___ Given information

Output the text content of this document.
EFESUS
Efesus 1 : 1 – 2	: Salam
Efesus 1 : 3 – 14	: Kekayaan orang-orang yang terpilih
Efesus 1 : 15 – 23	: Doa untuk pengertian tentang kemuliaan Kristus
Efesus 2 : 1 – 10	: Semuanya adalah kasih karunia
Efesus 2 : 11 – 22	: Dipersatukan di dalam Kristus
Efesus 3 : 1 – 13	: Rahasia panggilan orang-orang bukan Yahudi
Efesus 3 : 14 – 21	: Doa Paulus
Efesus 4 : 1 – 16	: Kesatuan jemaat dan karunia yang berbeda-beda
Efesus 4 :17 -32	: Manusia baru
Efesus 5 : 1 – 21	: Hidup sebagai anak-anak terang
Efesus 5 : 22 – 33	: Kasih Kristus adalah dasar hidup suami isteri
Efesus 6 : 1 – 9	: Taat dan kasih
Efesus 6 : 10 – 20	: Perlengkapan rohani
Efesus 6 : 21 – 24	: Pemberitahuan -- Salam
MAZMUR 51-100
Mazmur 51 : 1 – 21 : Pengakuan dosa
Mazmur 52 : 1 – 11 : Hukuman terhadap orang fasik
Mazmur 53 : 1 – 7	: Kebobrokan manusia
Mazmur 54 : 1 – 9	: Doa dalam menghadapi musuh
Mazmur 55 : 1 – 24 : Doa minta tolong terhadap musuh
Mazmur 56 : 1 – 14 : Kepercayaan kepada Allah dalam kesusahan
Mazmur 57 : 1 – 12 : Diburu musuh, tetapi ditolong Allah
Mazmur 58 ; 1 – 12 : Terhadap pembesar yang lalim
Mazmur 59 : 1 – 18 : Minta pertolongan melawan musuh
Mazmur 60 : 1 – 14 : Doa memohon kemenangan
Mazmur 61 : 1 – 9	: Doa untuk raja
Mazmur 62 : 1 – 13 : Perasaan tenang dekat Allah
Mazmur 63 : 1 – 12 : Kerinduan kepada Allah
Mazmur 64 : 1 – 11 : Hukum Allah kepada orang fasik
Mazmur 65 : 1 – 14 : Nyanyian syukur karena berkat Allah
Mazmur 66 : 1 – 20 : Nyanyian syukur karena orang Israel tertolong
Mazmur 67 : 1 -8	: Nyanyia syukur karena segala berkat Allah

______
___ Given information

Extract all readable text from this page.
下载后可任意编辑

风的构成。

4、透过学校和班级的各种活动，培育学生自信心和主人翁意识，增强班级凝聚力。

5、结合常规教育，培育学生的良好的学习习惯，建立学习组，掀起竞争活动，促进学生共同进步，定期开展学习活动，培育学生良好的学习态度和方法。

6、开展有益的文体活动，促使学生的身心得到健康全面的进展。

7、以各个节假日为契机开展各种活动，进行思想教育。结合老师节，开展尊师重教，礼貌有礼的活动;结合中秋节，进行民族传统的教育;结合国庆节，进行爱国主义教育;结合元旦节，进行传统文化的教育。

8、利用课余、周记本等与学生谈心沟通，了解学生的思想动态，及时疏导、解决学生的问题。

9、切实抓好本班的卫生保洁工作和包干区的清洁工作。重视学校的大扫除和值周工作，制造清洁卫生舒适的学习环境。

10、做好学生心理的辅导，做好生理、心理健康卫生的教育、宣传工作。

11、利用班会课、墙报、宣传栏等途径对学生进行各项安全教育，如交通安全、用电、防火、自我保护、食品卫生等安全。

______

## [Direction]
Your answer should be one number: the count of lines in the data above that include the word "text".

## [Full response]
2